- What to produce -
Read the lines below. Copy out any that hold the string "الصحابة".

- Input data -
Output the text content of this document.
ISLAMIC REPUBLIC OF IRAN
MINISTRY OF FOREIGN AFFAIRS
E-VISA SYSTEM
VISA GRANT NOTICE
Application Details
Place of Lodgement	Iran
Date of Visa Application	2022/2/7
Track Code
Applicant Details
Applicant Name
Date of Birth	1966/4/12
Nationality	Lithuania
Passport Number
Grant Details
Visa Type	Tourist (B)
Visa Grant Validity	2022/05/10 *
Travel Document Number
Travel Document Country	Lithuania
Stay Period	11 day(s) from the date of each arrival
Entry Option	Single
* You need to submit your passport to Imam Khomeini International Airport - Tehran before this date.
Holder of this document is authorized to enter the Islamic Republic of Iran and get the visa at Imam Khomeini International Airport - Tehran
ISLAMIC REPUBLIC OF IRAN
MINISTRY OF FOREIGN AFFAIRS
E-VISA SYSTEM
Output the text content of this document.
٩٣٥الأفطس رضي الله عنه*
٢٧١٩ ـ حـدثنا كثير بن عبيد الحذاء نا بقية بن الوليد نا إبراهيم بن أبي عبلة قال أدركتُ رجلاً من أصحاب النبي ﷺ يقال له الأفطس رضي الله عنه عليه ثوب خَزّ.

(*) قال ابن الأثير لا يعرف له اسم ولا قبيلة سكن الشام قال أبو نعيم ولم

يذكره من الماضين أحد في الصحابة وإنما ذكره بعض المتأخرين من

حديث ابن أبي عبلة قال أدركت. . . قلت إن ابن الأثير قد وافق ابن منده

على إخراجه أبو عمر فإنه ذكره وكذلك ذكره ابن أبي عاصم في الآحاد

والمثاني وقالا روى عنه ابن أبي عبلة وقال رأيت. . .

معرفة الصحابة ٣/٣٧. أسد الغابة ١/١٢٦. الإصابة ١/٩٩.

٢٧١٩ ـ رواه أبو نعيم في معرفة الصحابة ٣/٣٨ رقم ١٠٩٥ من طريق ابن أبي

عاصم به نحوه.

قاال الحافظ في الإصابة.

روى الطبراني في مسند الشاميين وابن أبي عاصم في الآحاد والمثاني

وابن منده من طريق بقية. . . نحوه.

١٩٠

- Expected answer -
يذكره من الماضين أحد في الصحابة وإنما ذكره بعض المتأخرين من
معرفة الصحابة ٣/٣٧. أسد الغابة ١/١٢٦. الإصابة ١/٩٩.
٢٧١٩ ـ رواه أبو نعيم في معرفة الصحابة ٣/٣٨ رقم ١٠٩٥ من طريق ابن أبي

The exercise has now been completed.